** Short exercise **
Copy out every line of the records where the string "color" occurs.

[Stored entries]
────────────────────
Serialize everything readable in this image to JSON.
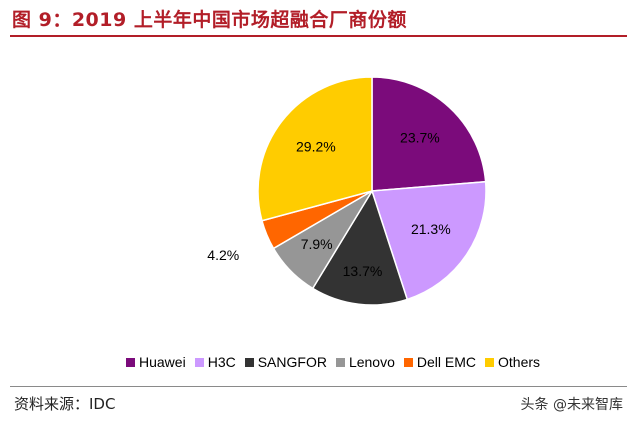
{
  "header": {
    "title": "图 9：2019 上半年中国市场超融合厂商份额"
  },
  "footer": {
    "source": "资料来源：IDC",
    "watermark": "头条 @未来智库"
  },
  "chart_data": {
    "type": "pie",
    "title": "",
    "start": "12 o'clock",
    "direction": "clockwise",
    "legend_position": "bottom",
    "slices": [
      {
        "name": "Huawei",
        "value": 23.7,
        "label": "23.7%",
        "color": "#7b0b7b"
      },
      {
        "name": "H3C",
        "value": 21.3,
        "label": "21.3%",
        "color": "#cc99ff"
      },
      {
        "name": "SANGFOR",
        "value": 13.7,
        "label": "13.7%",
        "color": "#333333"
      },
      {
        "name": "Lenovo",
        "value": 7.9,
        "label": "7.9%",
        "color": "#969696"
      },
      {
        "name": "Dell EMC",
        "value": 4.2,
        "label": "4.2%",
        "color": "#ff6600"
      },
      {
        "name": "Others",
        "value": 29.2,
        "label": "29.2%",
        "color": "#ffcc00"
      }
    ]
  }
}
────────────────────
** Written response **
        "color": "#7b0b7b"
        "color": "#cc99ff"
        "color": "#333333"
        "color": "#969696"
        "color": "#ff6600"
        "color": "#ffcc00"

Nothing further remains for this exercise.